-- BEGIN DATA --

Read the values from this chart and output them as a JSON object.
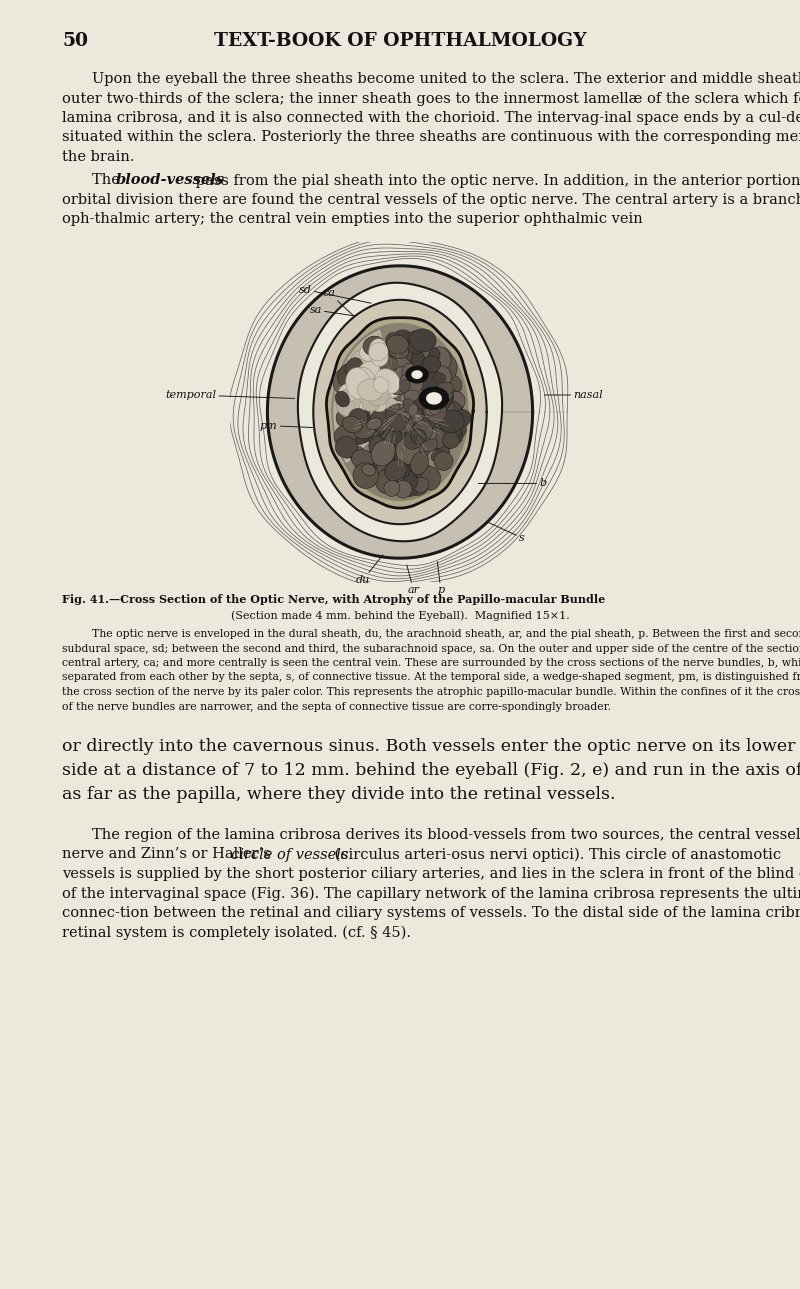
{
  "page_number": "50",
  "header": "TEXT-BOOK OF OPHTHALMOLOGY",
  "bg_color": "#ede8dc",
  "text_color": "#111111",
  "para1_indent": "Upon the eyeball the three sheaths become united to the sclera.  The exterior and middle sheaths pass into the outer two-thirds of the sclera; the inner sheath goes to the innermost lamellæ of the sclera which form the lamina cribrosa, and it is also connected with the chorioid.  The intervag-inal space ends by a cul-de-sac situated within the sclera.  Posteriorly the three sheaths are continuous with the corresponding membranes of the brain.",
  "para2_prefix": "The ",
  "para2_italic": "blood-vessels",
  "para2_rest": " pass from the pial sheath into the optic nerve.  In addition, in the anterior portion of the orbital division there are found the central vessels of the optic nerve.  The central artery is a branch of the oph-thalmic artery; the central vein empties into the superior ophthalmic vein",
  "fig_caption_line1": "Fig. 41.—Cross Section of the Optic Nerve, with Atrophy of the Papillo-macular Bundle",
  "fig_caption_line2": "(Section made 4 mm. behind the Eyeball).  Magnified 15×1.",
  "fig_desc_indent": "The optic nerve is enveloped in the dural sheath, ",
  "fig_desc_rest": "du, the arachnoid sheath, ar, and the pial sheath, p.  Between the first and second is found the subdural space, sd; between the second and third, the subarachnoid space, sa.  On the outer and upper side of the centre of the section is seen the central artery, ca; and more centrally is seen the central vein.  These are surrounded by the cross sections of the nerve bundles, b, which are separated from each other by the septa, s, of connective tissue.  At the temporal side, a wedge-shaped segment, pm, is distinguished from the rest of the cross section of the nerve by its paler color.  This represents the atrophic papillo-macular bundle.  Within the confines of it the cross sections of the nerve bundles are narrower, and the septa of connective tissue are corre-spondingly broader.",
  "para3": "or directly into the cavernous sinus.  Both vessels enter the optic nerve on its lower and inner side at a distance of 7 to 12 mm. behind the eyeball (Fig. 2, e) and run in the axis of the nerve as far as the papilla, where they divide into the retinal vessels.",
  "para4_indent": "The region of the lamina cribrosa derives its blood-vessels from two sources, the central vessels of the optic nerve and Zinn’s or Haller’s ",
  "para4_italic": "circle of vessels",
  "para4_rest": " (circulus arteri-osus nervi optici).  This circle of anastomotic vessels is supplied by the short posterior ciliary arteries, and lies in the sclera in front of the blind end of the intervaginal space (Fig. 36).  The capillary network of the lamina cribrosa represents the ultimate connec-tion between the retinal and ciliary systems of vessels.  To the distal side of the lamina cribrosa the retinal system is completely isolated. (cf. § 45)."
}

-- END DATA --

Copy every line of the data word for word, omitting the images.

§ **SOLUTION TO THIS PROBLEM**
Read the values from this chart and output them as a JSON object.
{
  "page_number": "50",
  "header": "TEXT-BOOK OF OPHTHALMOLOGY",
  "bg_color": "#ede8dc",
  "text_color": "#111111",
  "para1_indent": "Upon the eyeball the three sheaths become united to the sclera.  The exterior and middle sheaths pass into the outer two-thirds of the sclera; the inner sheath goes to the innermost lamellæ of the sclera which form the lamina cribrosa, and it is also connected with the chorioid.  The intervag-inal space ends by a cul-de-sac situated within the sclera.  Posteriorly the three sheaths are continuous with the corresponding membranes of the brain.",
  "para2_prefix": "The ",
  "para2_italic": "blood-vessels",
  "para2_rest": " pass from the pial sheath into the optic nerve.  In addition, in the anterior portion of the orbital division there are found the central vessels of the optic nerve.  The central artery is a branch of the oph-thalmic artery; the central vein empties into the superior ophthalmic vein",
  "fig_caption_line1": "Fig. 41.—Cross Section of the Optic Nerve, with Atrophy of the Papillo-macular Bundle",
  "fig_caption_line2": "(Section made 4 mm. behind the Eyeball).  Magnified 15×1.",
  "fig_desc_indent": "The optic nerve is enveloped in the dural sheath, ",
  "fig_desc_rest": "du, the arachnoid sheath, ar, and the pial sheath, p.  Between the first and second is found the subdural space, sd; between the second and third, the subarachnoid space, sa.  On the outer and upper side of the centre of the section is seen the central artery, ca; and more centrally is seen the central vein.  These are surrounded by the cross sections of the nerve bundles, b, which are separated from each other by the septa, s, of connective tissue.  At the temporal side, a wedge-shaped segment, pm, is distinguished from the rest of the cross section of the nerve by its paler color.  This represents the atrophic papillo-macular bundle.  Within the confines of it the cross sections of the nerve bundles are narrower, and the septa of connective tissue are corre-spondingly broader.",
  "para3": "or directly into the cavernous sinus.  Both vessels enter the optic nerve on its lower and inner side at a distance of 7 to 12 mm. behind the eyeball (Fig. 2, e) and run in the axis of the nerve as far as the papilla, where they divide into the retinal vessels.",
  "para4_indent": "The region of the lamina cribrosa derives its blood-vessels from two sources, the central vessels of the optic nerve and Zinn’s or Haller’s ",
  "para4_italic": "circle of vessels",
  "para4_rest": " (circulus arteri-osus nervi optici).  This circle of anastomotic vessels is supplied by the short posterior ciliary arteries, and lies in the sclera in front of the blind end of the intervaginal space (Fig. 36).  The capillary network of the lamina cribrosa represents the ultimate connec-tion between the retinal and ciliary systems of vessels.  To the distal side of the lamina cribrosa the retinal system is completely isolated. (cf. § 45)."
}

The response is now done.